**Stated problem**
Gather all lines in the records below that include the word "oprogramowania".

───── Record extracts ─────

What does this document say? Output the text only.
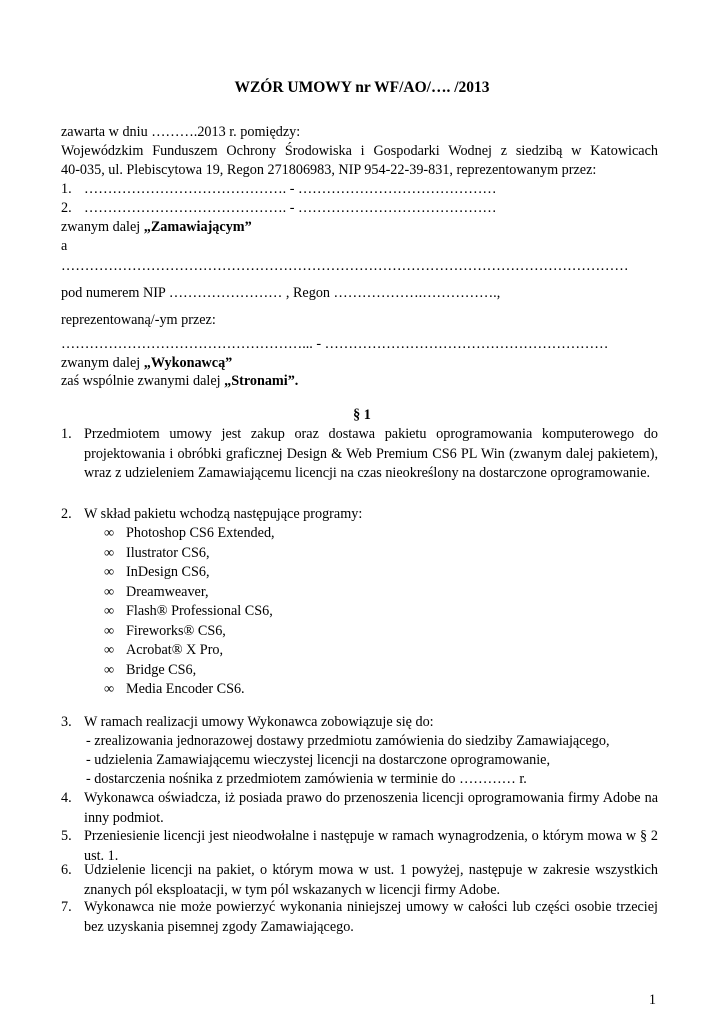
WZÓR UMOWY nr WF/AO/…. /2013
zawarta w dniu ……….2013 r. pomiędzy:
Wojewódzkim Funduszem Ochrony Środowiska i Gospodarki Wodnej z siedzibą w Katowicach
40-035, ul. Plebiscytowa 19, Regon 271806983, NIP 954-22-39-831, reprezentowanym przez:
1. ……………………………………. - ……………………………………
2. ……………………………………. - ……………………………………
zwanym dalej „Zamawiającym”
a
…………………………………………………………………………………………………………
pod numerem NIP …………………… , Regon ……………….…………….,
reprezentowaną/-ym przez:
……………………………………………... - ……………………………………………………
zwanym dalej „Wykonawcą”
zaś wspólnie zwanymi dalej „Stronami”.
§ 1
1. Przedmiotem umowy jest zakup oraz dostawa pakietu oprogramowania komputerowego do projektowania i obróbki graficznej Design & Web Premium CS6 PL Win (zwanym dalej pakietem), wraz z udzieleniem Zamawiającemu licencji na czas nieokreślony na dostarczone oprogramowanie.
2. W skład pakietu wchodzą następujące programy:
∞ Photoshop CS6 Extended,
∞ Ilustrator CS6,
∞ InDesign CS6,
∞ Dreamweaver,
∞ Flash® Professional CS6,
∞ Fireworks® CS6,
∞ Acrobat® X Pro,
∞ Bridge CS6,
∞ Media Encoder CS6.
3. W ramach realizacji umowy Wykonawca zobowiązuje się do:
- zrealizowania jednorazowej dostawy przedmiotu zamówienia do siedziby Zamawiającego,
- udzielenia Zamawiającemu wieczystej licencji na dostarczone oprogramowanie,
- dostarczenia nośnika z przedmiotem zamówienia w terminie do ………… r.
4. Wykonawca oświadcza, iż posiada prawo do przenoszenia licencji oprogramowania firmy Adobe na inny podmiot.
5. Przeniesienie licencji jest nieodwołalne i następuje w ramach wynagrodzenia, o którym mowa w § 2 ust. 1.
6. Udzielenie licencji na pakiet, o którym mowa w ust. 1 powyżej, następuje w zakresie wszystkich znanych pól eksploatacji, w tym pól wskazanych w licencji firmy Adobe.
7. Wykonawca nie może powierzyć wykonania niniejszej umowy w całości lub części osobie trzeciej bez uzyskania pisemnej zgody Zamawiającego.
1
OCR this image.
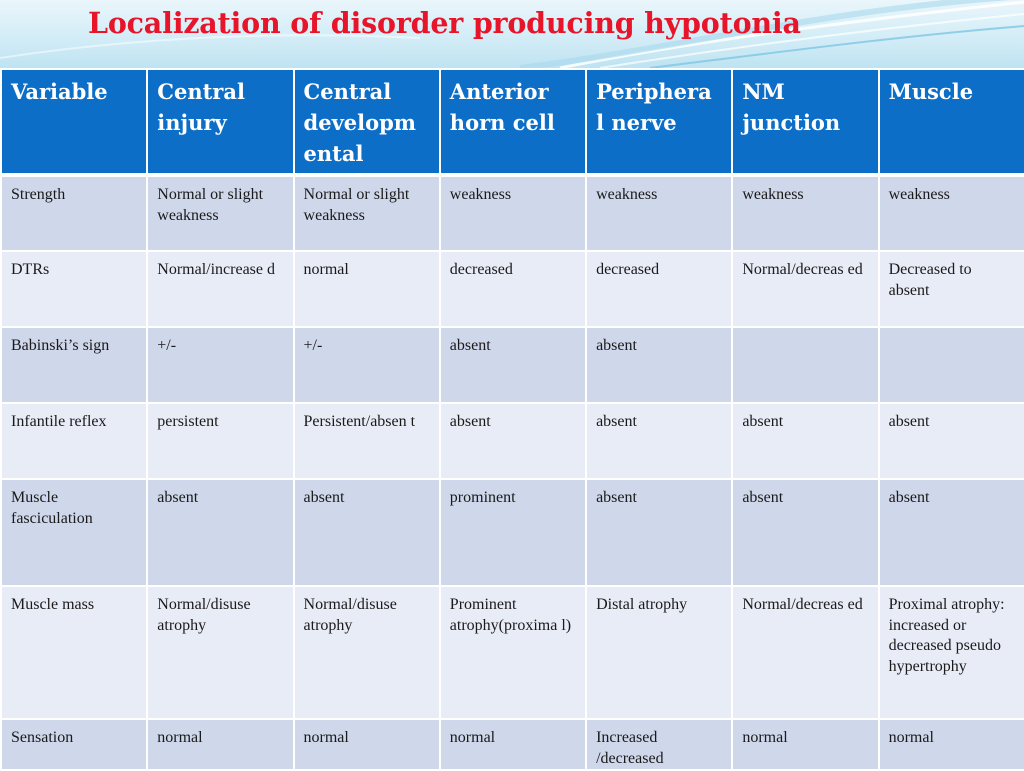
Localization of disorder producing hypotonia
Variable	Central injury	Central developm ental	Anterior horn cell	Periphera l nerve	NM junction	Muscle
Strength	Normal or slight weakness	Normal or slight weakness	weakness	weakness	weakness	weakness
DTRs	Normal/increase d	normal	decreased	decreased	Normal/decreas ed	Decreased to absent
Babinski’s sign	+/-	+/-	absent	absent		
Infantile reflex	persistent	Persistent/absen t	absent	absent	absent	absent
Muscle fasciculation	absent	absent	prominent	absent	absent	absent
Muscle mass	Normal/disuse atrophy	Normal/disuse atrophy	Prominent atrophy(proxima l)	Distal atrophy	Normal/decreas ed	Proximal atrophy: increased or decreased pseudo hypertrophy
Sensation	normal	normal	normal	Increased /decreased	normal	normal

─────

**Output**
1. Przedmiotem umowy jest zakup oraz dostawa pakietu oprogramowania komputerowego do projektowania i obróbki graficznej Design & Web Premium CS6 PL Win (zwanym dalej pakietem), wraz z udzieleniem Zamawiającemu licencji na czas nieokreślony na dostarczone oprogramowanie.
4. Wykonawca oświadcza, iż posiada prawo do przenoszenia licencji oprogramowania firmy Adobe na inny podmiot.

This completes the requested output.